● **Work required**
Please retype the part of the biography of Candy Devine starting at "Early years" and ending at "stage in Sydney.", keeping every word and mark the same.

● **Extracted text**
===
Candy Devine, MBE (born ca. 1939) is the stage name of Faye Ann McLeod  (born Faye Ann Guivarra), an Australian-born broadcaster, singer, and actress. She was a radio broadcaster and singer in Northern Ireland for over 35 years.

Early years 

Candy Devine (birth name Faye Ann Guivarra) was born in about 1939 in Cairns to a sugar-farming family. Devine has a multicultural heritage, with 
Sri Lankan, Filipino, Spanish, Danish and Torres Strait Islander backgrounds. Her parents were co-founders of the Cairns multicultural music group, the Tropical Troubadours, and later established the city's Coloured Social Club.

Devine was educated at St Augustine's School, East Innisfail, a boarding school from 1948 – she provided "incidental music and accompaniments" at their 1952 break-up ceremony. For secondary education she attended Brisbane's Lourdes Hill College from the early 1950s. She furthered her interest in music while at college. Later she studied piano and cello at Queensland Conservatorium before taking to the stage in Sydney.

Devine's appearances in Australian television include the series Skippy the Bush Kangaroo (1968) and fronting for ABC's, In Key.

Life in Ireland 

Devine travelled to Ireland in 1969 on what was intended to be a short visit. She was hired for a cabaret slot at the Talk of the Town club in Belfast. She married her promoter and booking agent, Donald McLeod, in Dublin in 1970. They lived in the Republic for five years and moved to Belfast in Northern Ireland in 1975.
===
● **Listing**
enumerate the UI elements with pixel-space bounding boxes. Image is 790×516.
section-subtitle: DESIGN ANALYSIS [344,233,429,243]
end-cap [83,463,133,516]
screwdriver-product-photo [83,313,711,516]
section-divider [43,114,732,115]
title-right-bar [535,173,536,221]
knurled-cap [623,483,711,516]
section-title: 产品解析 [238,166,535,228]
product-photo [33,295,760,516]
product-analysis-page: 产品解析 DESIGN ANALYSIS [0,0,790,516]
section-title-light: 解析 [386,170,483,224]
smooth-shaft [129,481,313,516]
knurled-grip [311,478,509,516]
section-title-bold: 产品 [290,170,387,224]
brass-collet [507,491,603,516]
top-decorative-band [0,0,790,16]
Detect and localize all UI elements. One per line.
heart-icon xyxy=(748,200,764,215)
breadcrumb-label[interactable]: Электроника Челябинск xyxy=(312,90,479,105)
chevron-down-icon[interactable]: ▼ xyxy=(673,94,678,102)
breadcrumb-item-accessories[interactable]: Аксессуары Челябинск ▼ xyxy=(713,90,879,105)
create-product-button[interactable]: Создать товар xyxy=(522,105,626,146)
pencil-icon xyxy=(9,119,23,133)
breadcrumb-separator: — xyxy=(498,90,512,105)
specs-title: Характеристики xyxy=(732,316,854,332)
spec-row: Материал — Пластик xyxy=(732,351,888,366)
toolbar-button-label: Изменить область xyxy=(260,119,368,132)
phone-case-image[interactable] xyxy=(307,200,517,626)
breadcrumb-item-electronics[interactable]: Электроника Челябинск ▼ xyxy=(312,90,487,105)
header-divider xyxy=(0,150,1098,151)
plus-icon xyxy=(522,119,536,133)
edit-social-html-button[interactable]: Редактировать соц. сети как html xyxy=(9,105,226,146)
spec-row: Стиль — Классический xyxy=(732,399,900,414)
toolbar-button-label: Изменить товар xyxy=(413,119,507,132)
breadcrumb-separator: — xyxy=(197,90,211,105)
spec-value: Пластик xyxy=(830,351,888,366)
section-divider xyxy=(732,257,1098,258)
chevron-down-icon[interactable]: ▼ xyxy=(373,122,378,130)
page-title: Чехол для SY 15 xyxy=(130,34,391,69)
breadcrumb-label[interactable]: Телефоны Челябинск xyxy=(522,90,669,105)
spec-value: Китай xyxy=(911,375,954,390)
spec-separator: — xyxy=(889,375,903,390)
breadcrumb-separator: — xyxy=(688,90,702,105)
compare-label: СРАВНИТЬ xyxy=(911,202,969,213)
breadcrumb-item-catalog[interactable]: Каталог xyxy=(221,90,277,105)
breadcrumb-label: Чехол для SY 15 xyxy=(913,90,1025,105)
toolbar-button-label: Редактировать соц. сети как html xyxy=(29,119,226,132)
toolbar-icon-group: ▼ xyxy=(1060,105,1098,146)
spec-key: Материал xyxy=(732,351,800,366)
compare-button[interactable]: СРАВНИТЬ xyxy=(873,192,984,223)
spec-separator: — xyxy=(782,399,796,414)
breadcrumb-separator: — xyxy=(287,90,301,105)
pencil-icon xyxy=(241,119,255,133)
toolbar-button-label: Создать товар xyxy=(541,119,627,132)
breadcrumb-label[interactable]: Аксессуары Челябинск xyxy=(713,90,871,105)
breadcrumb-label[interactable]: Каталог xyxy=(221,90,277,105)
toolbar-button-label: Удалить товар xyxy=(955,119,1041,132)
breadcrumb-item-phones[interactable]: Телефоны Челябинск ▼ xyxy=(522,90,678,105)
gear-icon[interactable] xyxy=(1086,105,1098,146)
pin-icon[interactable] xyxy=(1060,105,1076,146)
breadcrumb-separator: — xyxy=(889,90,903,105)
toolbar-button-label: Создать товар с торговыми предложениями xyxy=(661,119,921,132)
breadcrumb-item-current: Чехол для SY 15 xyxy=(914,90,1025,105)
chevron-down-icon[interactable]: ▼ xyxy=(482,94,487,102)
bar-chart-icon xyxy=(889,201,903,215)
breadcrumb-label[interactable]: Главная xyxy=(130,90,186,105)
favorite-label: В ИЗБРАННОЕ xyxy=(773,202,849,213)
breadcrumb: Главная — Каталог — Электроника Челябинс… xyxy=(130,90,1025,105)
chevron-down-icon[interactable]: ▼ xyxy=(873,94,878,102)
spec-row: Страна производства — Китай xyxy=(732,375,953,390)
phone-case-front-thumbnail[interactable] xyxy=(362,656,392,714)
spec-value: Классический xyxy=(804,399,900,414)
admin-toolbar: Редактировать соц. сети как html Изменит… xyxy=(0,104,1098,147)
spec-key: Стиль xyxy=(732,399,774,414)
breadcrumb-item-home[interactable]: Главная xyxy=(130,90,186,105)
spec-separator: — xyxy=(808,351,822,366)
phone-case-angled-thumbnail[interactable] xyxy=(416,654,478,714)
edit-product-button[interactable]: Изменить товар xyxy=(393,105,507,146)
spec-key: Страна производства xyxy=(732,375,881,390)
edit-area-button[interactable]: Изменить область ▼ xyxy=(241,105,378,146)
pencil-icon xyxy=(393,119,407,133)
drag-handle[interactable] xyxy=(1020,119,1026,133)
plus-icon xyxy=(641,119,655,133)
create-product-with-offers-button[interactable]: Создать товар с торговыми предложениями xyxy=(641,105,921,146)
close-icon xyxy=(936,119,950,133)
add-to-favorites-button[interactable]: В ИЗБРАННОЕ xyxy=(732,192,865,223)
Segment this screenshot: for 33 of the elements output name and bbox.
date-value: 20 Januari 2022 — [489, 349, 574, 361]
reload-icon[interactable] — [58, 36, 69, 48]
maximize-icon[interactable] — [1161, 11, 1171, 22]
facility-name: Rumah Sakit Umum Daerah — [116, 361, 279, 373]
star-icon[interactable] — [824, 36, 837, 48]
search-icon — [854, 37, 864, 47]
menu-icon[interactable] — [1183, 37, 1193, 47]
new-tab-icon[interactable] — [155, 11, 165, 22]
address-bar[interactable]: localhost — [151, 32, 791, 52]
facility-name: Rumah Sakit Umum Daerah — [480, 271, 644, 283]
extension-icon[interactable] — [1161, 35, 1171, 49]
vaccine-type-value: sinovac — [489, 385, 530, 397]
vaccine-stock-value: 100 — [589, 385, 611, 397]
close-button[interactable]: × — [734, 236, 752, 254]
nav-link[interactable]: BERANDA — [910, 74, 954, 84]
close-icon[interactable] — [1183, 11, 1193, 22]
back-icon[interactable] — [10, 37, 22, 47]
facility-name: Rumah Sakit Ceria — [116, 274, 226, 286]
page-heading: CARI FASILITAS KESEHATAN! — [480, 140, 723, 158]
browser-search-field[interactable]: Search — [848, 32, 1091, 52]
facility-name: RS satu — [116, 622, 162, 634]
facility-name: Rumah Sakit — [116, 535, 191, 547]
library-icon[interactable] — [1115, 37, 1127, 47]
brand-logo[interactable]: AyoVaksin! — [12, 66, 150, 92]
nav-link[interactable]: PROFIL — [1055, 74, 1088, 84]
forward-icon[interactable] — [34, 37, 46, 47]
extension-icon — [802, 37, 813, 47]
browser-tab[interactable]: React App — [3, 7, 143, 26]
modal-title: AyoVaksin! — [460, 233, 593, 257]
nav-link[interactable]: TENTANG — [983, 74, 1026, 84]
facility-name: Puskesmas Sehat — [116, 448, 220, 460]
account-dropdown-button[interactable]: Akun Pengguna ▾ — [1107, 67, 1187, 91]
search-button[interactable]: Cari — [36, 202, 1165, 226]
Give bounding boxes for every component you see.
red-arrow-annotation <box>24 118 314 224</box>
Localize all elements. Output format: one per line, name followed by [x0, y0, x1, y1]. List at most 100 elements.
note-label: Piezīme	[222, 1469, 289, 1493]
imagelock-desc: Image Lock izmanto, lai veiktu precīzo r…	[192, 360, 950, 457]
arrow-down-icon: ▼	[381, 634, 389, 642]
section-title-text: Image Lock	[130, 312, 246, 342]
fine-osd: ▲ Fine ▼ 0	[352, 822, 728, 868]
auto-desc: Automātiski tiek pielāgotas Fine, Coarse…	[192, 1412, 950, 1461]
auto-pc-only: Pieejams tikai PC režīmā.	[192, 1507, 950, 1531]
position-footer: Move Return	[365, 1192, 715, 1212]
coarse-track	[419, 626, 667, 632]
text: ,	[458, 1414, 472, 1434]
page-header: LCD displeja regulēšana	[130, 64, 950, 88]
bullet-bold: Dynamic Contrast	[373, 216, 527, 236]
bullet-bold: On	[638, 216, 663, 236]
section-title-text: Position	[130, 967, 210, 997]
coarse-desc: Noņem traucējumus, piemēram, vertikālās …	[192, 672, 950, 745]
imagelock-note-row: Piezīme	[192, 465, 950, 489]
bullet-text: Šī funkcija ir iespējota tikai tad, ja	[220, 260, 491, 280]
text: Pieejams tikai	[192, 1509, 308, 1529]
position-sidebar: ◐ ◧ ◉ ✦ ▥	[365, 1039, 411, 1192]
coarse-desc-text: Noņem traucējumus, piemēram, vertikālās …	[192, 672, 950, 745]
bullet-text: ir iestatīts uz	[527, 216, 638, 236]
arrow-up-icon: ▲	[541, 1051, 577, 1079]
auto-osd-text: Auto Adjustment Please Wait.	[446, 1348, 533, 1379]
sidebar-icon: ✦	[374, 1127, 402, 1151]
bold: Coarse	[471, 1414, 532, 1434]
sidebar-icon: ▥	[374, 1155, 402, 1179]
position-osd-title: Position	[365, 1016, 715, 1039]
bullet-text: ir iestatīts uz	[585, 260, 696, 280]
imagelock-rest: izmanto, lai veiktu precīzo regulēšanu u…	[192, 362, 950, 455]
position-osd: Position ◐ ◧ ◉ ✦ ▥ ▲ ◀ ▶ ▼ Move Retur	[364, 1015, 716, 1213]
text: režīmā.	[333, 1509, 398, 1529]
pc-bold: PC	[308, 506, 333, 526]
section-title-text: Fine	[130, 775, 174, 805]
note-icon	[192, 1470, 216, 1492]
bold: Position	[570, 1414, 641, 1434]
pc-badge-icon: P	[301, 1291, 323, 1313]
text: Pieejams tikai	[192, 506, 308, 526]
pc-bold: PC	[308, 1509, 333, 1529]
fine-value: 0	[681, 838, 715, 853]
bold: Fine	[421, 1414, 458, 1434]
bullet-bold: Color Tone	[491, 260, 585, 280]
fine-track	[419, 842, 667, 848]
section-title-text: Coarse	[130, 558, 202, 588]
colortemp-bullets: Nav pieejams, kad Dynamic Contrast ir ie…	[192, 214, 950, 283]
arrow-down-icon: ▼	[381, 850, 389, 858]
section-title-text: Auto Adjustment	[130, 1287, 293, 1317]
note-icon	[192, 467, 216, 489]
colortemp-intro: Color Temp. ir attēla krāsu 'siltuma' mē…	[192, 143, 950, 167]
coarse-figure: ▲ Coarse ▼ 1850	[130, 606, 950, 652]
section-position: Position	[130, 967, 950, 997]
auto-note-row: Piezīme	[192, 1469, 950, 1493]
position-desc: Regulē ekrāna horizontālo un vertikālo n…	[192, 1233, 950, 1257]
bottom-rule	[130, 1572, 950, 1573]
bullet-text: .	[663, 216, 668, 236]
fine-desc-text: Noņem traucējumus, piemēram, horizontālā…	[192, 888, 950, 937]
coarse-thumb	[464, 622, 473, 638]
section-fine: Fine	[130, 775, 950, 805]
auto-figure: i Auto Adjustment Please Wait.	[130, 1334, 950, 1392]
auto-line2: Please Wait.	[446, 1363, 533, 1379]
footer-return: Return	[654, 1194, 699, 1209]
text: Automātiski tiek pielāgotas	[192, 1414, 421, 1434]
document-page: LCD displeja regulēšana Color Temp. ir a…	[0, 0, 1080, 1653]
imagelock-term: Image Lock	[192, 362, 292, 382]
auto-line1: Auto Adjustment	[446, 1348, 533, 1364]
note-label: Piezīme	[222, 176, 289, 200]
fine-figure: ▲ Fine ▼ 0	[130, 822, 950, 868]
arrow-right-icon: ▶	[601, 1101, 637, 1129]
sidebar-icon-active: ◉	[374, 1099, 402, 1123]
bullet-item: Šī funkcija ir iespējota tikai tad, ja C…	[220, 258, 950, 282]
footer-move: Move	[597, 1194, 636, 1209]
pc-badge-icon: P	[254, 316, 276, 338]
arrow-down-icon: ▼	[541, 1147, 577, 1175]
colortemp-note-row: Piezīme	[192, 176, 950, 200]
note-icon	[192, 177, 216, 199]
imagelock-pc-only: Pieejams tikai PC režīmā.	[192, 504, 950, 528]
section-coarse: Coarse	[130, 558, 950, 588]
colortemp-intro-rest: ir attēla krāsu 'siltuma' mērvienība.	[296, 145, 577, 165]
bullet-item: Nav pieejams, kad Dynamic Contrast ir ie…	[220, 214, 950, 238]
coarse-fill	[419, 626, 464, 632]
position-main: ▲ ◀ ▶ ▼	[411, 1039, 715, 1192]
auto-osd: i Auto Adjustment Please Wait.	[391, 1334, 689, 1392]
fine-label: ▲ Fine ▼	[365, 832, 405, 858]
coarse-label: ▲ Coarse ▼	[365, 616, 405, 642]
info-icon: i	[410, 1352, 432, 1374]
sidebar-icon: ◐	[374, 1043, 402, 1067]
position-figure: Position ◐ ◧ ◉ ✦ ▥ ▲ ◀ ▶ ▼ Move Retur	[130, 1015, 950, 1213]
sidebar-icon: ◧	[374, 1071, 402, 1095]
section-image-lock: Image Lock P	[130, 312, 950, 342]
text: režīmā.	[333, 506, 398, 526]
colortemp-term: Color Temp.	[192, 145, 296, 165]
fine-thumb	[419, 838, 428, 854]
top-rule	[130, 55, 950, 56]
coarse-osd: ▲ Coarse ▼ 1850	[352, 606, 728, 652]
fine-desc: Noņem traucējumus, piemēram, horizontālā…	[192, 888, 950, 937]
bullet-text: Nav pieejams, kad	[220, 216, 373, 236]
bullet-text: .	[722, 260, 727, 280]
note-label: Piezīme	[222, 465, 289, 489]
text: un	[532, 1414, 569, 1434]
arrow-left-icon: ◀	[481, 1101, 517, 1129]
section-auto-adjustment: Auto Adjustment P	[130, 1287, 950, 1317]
===
● **Worked solution**
Early years 

Candy Devine (birth name Faye Ann Guivarra) was born in about 1939 in Cairns to a sugar-farming family. Devine has a multicultural heritage, with 
Sri Lankan, Filipino, Spanish, Danish and Torres Strait Islander backgrounds. Her parents were co-founders of the Cairns multicultural music group, the Tropical Troubadours, and later established the city's Coloured Social Club.

Devine was educated at St Augustine's School, East Innisfail, a boarding school from 1948 – she provided "incidental music and accompaniments" at their 1952 break-up ceremony. For secondary education she attended Brisbane's Lourdes Hill College from the early 1950s. She furthered her interest in music while at college. Later she studied piano and cello at Queensland Conservatorium before taking to the stage in Sydney.